* _SHORT TASK_
Reproduce all of the data exactly, with no line skipped.

* _MATERIAL PROVIDED_
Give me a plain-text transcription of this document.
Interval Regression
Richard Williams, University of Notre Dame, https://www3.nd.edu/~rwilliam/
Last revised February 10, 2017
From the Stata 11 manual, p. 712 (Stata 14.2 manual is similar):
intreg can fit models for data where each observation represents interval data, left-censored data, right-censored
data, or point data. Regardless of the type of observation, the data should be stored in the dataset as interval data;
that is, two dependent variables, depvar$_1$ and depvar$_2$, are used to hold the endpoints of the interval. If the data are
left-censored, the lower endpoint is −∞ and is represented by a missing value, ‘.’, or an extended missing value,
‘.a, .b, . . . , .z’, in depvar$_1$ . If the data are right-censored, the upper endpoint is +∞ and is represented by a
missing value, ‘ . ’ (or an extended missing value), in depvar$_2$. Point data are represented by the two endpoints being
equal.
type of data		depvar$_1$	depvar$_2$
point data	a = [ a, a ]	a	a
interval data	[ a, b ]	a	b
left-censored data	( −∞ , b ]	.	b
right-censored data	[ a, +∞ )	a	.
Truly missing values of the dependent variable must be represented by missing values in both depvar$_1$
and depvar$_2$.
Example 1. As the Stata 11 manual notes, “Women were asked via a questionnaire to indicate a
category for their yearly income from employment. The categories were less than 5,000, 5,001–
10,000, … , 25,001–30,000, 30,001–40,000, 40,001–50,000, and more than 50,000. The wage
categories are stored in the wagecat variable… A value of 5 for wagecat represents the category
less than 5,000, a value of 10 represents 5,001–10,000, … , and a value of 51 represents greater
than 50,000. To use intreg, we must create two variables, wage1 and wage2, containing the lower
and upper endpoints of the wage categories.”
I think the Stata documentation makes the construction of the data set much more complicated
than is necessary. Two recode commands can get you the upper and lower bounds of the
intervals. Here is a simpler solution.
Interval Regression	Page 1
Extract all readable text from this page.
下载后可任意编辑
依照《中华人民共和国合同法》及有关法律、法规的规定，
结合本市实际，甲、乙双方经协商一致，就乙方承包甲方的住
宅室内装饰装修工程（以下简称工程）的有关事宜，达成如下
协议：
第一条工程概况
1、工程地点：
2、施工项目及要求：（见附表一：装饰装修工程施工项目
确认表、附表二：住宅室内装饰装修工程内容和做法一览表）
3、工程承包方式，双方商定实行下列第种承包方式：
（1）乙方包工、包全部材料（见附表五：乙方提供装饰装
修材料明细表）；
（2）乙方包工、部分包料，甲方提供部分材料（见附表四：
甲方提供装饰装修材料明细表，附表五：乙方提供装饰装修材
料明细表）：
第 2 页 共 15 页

* _RESULT OF THE TASK_
Give me a plain-text transcription of this document.
Interval Regression
Richard Williams, University of Notre Dame, https://www3.nd.edu/~rwilliam/
Last revised February 10, 2017
From the Stata 11 manual, p. 712 (Stata 14.2 manual is similar):
intreg can fit models for data where each observation represents interval data, left-censored data, right-censored
data, or point data. Regardless of the type of observation, the data should be stored in the dataset as interval data;
that is, two dependent variables, depvar$_1$ and depvar$_2$, are used to hold the endpoints of the interval. If the data are
left-censored, the lower endpoint is −∞ and is represented by a missing value, ‘.’, or an extended missing value,
‘.a, .b, . . . , .z’, in depvar$_1$ . If the data are right-censored, the upper endpoint is +∞ and is represented by a
missing value, ‘ . ’ (or an extended missing value), in depvar$_2$. Point data are represented by the two endpoints being
equal.
type of data		depvar$_1$	depvar$_2$
point data	a = [ a, a ]	a	a
interval data	[ a, b ]	a	b
left-censored data	( −∞ , b ]	.	b
right-censored data	[ a, +∞ )	a	.
Truly missing values of the dependent variable must be represented by missing values in both depvar$_1$
and depvar$_2$.
Example 1. As the Stata 11 manual notes, “Women were asked via a questionnaire to indicate a
category for their yearly income from employment. The categories were less than 5,000, 5,001–
10,000, … , 25,001–30,000, 30,001–40,000, 40,001–50,000, and more than 50,000. The wage
categories are stored in the wagecat variable… A value of 5 for wagecat represents the category
less than 5,000, a value of 10 represents 5,001–10,000, … , and a value of 51 represents greater
than 50,000. To use intreg, we must create two variables, wage1 and wage2, containing the lower
and upper endpoints of the wage categories.”
I think the Stata documentation makes the construction of the data set much more complicated
than is necessary. Two recode commands can get you the upper and lower bounds of the
intervals. Here is a simpler solution.
Interval Regression	Page 1
Extract all readable text from this page.
下载后可任意编辑
依照《中华人民共和国合同法》及有关法律、法规的规定，
结合本市实际，甲、乙双方经协商一致，就乙方承包甲方的住
宅室内装饰装修工程（以下简称工程）的有关事宜，达成如下
协议：
第一条工程概况
1、工程地点：
2、施工项目及要求：（见附表一：装饰装修工程施工项目
确认表、附表二：住宅室内装饰装修工程内容和做法一览表）
3、工程承包方式，双方商定实行下列第种承包方式：
（1）乙方包工、包全部材料（见附表五：乙方提供装饰装
修材料明细表）；
（2）乙方包工、部分包料，甲方提供部分材料（见附表四：
甲方提供装饰装修材料明细表，附表五：乙方提供装饰装修材
料明细表）：
第 2 页 共 15 页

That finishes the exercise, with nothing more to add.